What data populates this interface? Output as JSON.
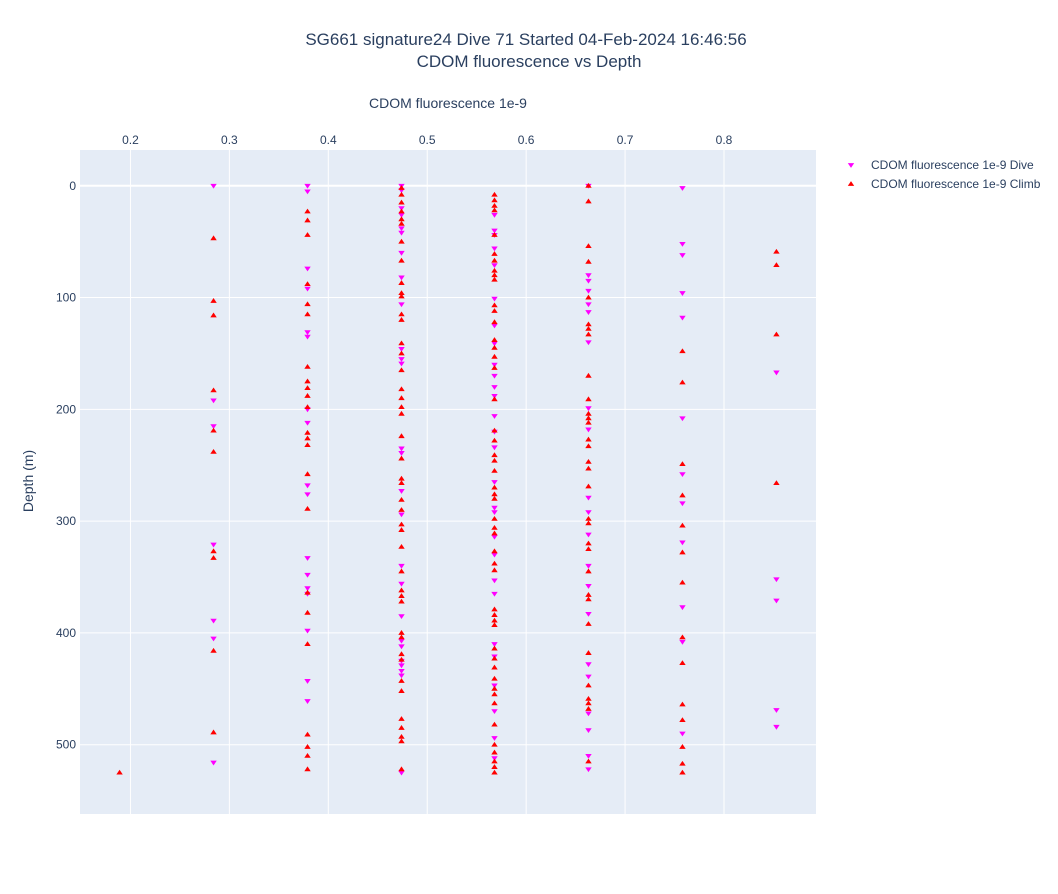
{
  "chart_data": {
    "type": "scatter",
    "title": "SG661 signature24 Dive 71 Started 04-Feb-2024 16:46:56",
    "subtitle": "CDOM fluorescence vs Depth",
    "xlabel": "CDOM fluorescence 1e-9",
    "ylabel": "Depth (m)",
    "xlim": [
      0.149,
      0.893
    ],
    "ylim": [
      -32,
      562
    ],
    "y_reversed": true,
    "x_axis_position": "top",
    "xticks": [
      0.2,
      0.3,
      0.4,
      0.5,
      0.6,
      0.7,
      0.8
    ],
    "xtick_labels": [
      "0.2",
      "0.3",
      "0.4",
      "0.5",
      "0.6",
      "0.7",
      "0.8"
    ],
    "yticks": [
      0,
      100,
      200,
      300,
      400,
      500
    ],
    "ytick_labels": [
      "0",
      "100",
      "200",
      "300",
      "400",
      "500"
    ],
    "grid": true,
    "legend_position": "top-right",
    "series": [
      {
        "name": "CDOM fluorescence 1e-9 Dive",
        "marker": "triangle-down",
        "color": "#ff00ff",
        "points": [
          [
            0.284,
            0
          ],
          [
            0.284,
            192
          ],
          [
            0.284,
            215
          ],
          [
            0.284,
            321
          ],
          [
            0.284,
            389
          ],
          [
            0.284,
            405
          ],
          [
            0.284,
            516
          ],
          [
            0.379,
            0
          ],
          [
            0.379,
            5
          ],
          [
            0.379,
            74
          ],
          [
            0.379,
            92
          ],
          [
            0.379,
            131
          ],
          [
            0.379,
            135
          ],
          [
            0.379,
            200
          ],
          [
            0.379,
            212
          ],
          [
            0.379,
            268
          ],
          [
            0.379,
            276
          ],
          [
            0.379,
            333
          ],
          [
            0.379,
            348
          ],
          [
            0.379,
            360
          ],
          [
            0.379,
            365
          ],
          [
            0.379,
            398
          ],
          [
            0.379,
            443
          ],
          [
            0.379,
            461
          ],
          [
            0.474,
            0
          ],
          [
            0.474,
            4
          ],
          [
            0.474,
            20
          ],
          [
            0.474,
            26
          ],
          [
            0.474,
            38
          ],
          [
            0.474,
            42
          ],
          [
            0.474,
            60
          ],
          [
            0.474,
            82
          ],
          [
            0.474,
            106
          ],
          [
            0.474,
            146
          ],
          [
            0.474,
            155
          ],
          [
            0.474,
            159
          ],
          [
            0.474,
            235
          ],
          [
            0.474,
            239
          ],
          [
            0.474,
            273
          ],
          [
            0.474,
            294
          ],
          [
            0.474,
            340
          ],
          [
            0.474,
            356
          ],
          [
            0.474,
            385
          ],
          [
            0.474,
            407
          ],
          [
            0.474,
            412
          ],
          [
            0.474,
            425
          ],
          [
            0.474,
            429
          ],
          [
            0.474,
            434
          ],
          [
            0.474,
            438
          ],
          [
            0.474,
            525
          ],
          [
            0.568,
            26
          ],
          [
            0.568,
            40
          ],
          [
            0.568,
            44
          ],
          [
            0.568,
            56
          ],
          [
            0.568,
            71
          ],
          [
            0.568,
            101
          ],
          [
            0.568,
            125
          ],
          [
            0.568,
            141
          ],
          [
            0.568,
            160
          ],
          [
            0.568,
            170
          ],
          [
            0.568,
            180
          ],
          [
            0.568,
            188
          ],
          [
            0.568,
            206
          ],
          [
            0.568,
            220
          ],
          [
            0.568,
            234
          ],
          [
            0.568,
            265
          ],
          [
            0.568,
            288
          ],
          [
            0.568,
            292
          ],
          [
            0.568,
            314
          ],
          [
            0.568,
            330
          ],
          [
            0.568,
            353
          ],
          [
            0.568,
            365
          ],
          [
            0.568,
            410
          ],
          [
            0.568,
            421
          ],
          [
            0.568,
            447
          ],
          [
            0.568,
            470
          ],
          [
            0.568,
            494
          ],
          [
            0.568,
            512
          ],
          [
            0.663,
            0
          ],
          [
            0.663,
            80
          ],
          [
            0.663,
            85
          ],
          [
            0.663,
            94
          ],
          [
            0.663,
            106
          ],
          [
            0.663,
            113
          ],
          [
            0.663,
            140
          ],
          [
            0.663,
            199
          ],
          [
            0.663,
            218
          ],
          [
            0.663,
            279
          ],
          [
            0.663,
            292
          ],
          [
            0.663,
            312
          ],
          [
            0.663,
            340
          ],
          [
            0.663,
            358
          ],
          [
            0.663,
            383
          ],
          [
            0.663,
            428
          ],
          [
            0.663,
            439
          ],
          [
            0.663,
            472
          ],
          [
            0.663,
            487
          ],
          [
            0.663,
            510
          ],
          [
            0.663,
            522
          ],
          [
            0.758,
            2
          ],
          [
            0.758,
            52
          ],
          [
            0.758,
            62
          ],
          [
            0.758,
            96
          ],
          [
            0.758,
            118
          ],
          [
            0.758,
            208
          ],
          [
            0.758,
            258
          ],
          [
            0.758,
            284
          ],
          [
            0.758,
            319
          ],
          [
            0.758,
            377
          ],
          [
            0.758,
            408
          ],
          [
            0.758,
            490
          ],
          [
            0.853,
            167
          ],
          [
            0.853,
            352
          ],
          [
            0.853,
            371
          ],
          [
            0.853,
            469
          ],
          [
            0.853,
            484
          ]
        ]
      },
      {
        "name": "CDOM fluorescence 1e-9 Climb",
        "marker": "triangle-up",
        "color": "#ff0000",
        "points": [
          [
            0.189,
            525
          ],
          [
            0.284,
            47
          ],
          [
            0.284,
            103
          ],
          [
            0.284,
            116
          ],
          [
            0.284,
            183
          ],
          [
            0.284,
            219
          ],
          [
            0.284,
            238
          ],
          [
            0.284,
            327
          ],
          [
            0.284,
            333
          ],
          [
            0.284,
            416
          ],
          [
            0.284,
            489
          ],
          [
            0.379,
            23
          ],
          [
            0.379,
            31
          ],
          [
            0.379,
            44
          ],
          [
            0.379,
            88
          ],
          [
            0.379,
            106
          ],
          [
            0.379,
            115
          ],
          [
            0.379,
            162
          ],
          [
            0.379,
            175
          ],
          [
            0.379,
            181
          ],
          [
            0.379,
            188
          ],
          [
            0.379,
            198
          ],
          [
            0.379,
            221
          ],
          [
            0.379,
            226
          ],
          [
            0.379,
            232
          ],
          [
            0.379,
            258
          ],
          [
            0.379,
            289
          ],
          [
            0.379,
            364
          ],
          [
            0.379,
            382
          ],
          [
            0.379,
            410
          ],
          [
            0.379,
            491
          ],
          [
            0.379,
            502
          ],
          [
            0.379,
            510
          ],
          [
            0.379,
            522
          ],
          [
            0.474,
            2
          ],
          [
            0.474,
            8
          ],
          [
            0.474,
            15
          ],
          [
            0.474,
            23
          ],
          [
            0.474,
            30
          ],
          [
            0.474,
            34
          ],
          [
            0.474,
            50
          ],
          [
            0.474,
            67
          ],
          [
            0.474,
            87
          ],
          [
            0.474,
            96
          ],
          [
            0.474,
            99
          ],
          [
            0.474,
            115
          ],
          [
            0.474,
            120
          ],
          [
            0.474,
            141
          ],
          [
            0.474,
            150
          ],
          [
            0.474,
            165
          ],
          [
            0.474,
            182
          ],
          [
            0.474,
            190
          ],
          [
            0.474,
            198
          ],
          [
            0.474,
            204
          ],
          [
            0.474,
            224
          ],
          [
            0.474,
            244
          ],
          [
            0.474,
            262
          ],
          [
            0.474,
            266
          ],
          [
            0.474,
            281
          ],
          [
            0.474,
            290
          ],
          [
            0.474,
            303
          ],
          [
            0.474,
            308
          ],
          [
            0.474,
            323
          ],
          [
            0.474,
            345
          ],
          [
            0.474,
            362
          ],
          [
            0.474,
            367
          ],
          [
            0.474,
            372
          ],
          [
            0.474,
            400
          ],
          [
            0.474,
            404
          ],
          [
            0.474,
            419
          ],
          [
            0.474,
            424
          ],
          [
            0.474,
            443
          ],
          [
            0.474,
            452
          ],
          [
            0.474,
            477
          ],
          [
            0.474,
            485
          ],
          [
            0.474,
            493
          ],
          [
            0.474,
            497
          ],
          [
            0.474,
            522
          ],
          [
            0.568,
            8
          ],
          [
            0.568,
            13
          ],
          [
            0.568,
            18
          ],
          [
            0.568,
            22
          ],
          [
            0.568,
            44
          ],
          [
            0.568,
            61
          ],
          [
            0.568,
            67
          ],
          [
            0.568,
            76
          ],
          [
            0.568,
            80
          ],
          [
            0.568,
            84
          ],
          [
            0.568,
            107
          ],
          [
            0.568,
            112
          ],
          [
            0.568,
            122
          ],
          [
            0.568,
            138
          ],
          [
            0.568,
            145
          ],
          [
            0.568,
            153
          ],
          [
            0.568,
            163
          ],
          [
            0.568,
            191
          ],
          [
            0.568,
            219
          ],
          [
            0.568,
            228
          ],
          [
            0.568,
            241
          ],
          [
            0.568,
            246
          ],
          [
            0.568,
            255
          ],
          [
            0.568,
            270
          ],
          [
            0.568,
            276
          ],
          [
            0.568,
            280
          ],
          [
            0.568,
            298
          ],
          [
            0.568,
            306
          ],
          [
            0.568,
            311
          ],
          [
            0.568,
            327
          ],
          [
            0.568,
            338
          ],
          [
            0.568,
            344
          ],
          [
            0.568,
            379
          ],
          [
            0.568,
            384
          ],
          [
            0.568,
            389
          ],
          [
            0.568,
            393
          ],
          [
            0.568,
            414
          ],
          [
            0.568,
            423
          ],
          [
            0.568,
            431
          ],
          [
            0.568,
            441
          ],
          [
            0.568,
            450
          ],
          [
            0.568,
            455
          ],
          [
            0.568,
            463
          ],
          [
            0.568,
            482
          ],
          [
            0.568,
            500
          ],
          [
            0.568,
            507
          ],
          [
            0.568,
            515
          ],
          [
            0.568,
            520
          ],
          [
            0.568,
            525
          ],
          [
            0.663,
            0
          ],
          [
            0.663,
            14
          ],
          [
            0.663,
            54
          ],
          [
            0.663,
            68
          ],
          [
            0.663,
            100
          ],
          [
            0.663,
            124
          ],
          [
            0.663,
            128
          ],
          [
            0.663,
            133
          ],
          [
            0.663,
            170
          ],
          [
            0.663,
            191
          ],
          [
            0.663,
            204
          ],
          [
            0.663,
            208
          ],
          [
            0.663,
            212
          ],
          [
            0.663,
            227
          ],
          [
            0.663,
            233
          ],
          [
            0.663,
            247
          ],
          [
            0.663,
            253
          ],
          [
            0.663,
            269
          ],
          [
            0.663,
            298
          ],
          [
            0.663,
            302
          ],
          [
            0.663,
            320
          ],
          [
            0.663,
            325
          ],
          [
            0.663,
            345
          ],
          [
            0.663,
            366
          ],
          [
            0.663,
            370
          ],
          [
            0.663,
            392
          ],
          [
            0.663,
            418
          ],
          [
            0.663,
            447
          ],
          [
            0.663,
            459
          ],
          [
            0.663,
            463
          ],
          [
            0.663,
            468
          ],
          [
            0.663,
            515
          ],
          [
            0.758,
            148
          ],
          [
            0.758,
            176
          ],
          [
            0.758,
            249
          ],
          [
            0.758,
            277
          ],
          [
            0.758,
            304
          ],
          [
            0.758,
            328
          ],
          [
            0.758,
            355
          ],
          [
            0.758,
            404
          ],
          [
            0.758,
            427
          ],
          [
            0.758,
            464
          ],
          [
            0.758,
            478
          ],
          [
            0.758,
            502
          ],
          [
            0.758,
            517
          ],
          [
            0.758,
            525
          ],
          [
            0.853,
            59
          ],
          [
            0.853,
            71
          ],
          [
            0.853,
            133
          ],
          [
            0.853,
            266
          ]
        ]
      }
    ]
  }
}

::::

== Given request ==
Copy out each line in the listing that has the word "fluorescence".

== Solution for this exercise ==
    "subtitle": "CDOM fluorescence vs Depth",
    "xlabel": "CDOM fluorescence 1e-9",
        "name": "CDOM fluorescence 1e-9 Dive",
        "name": "CDOM fluorescence 1e-9 Climb",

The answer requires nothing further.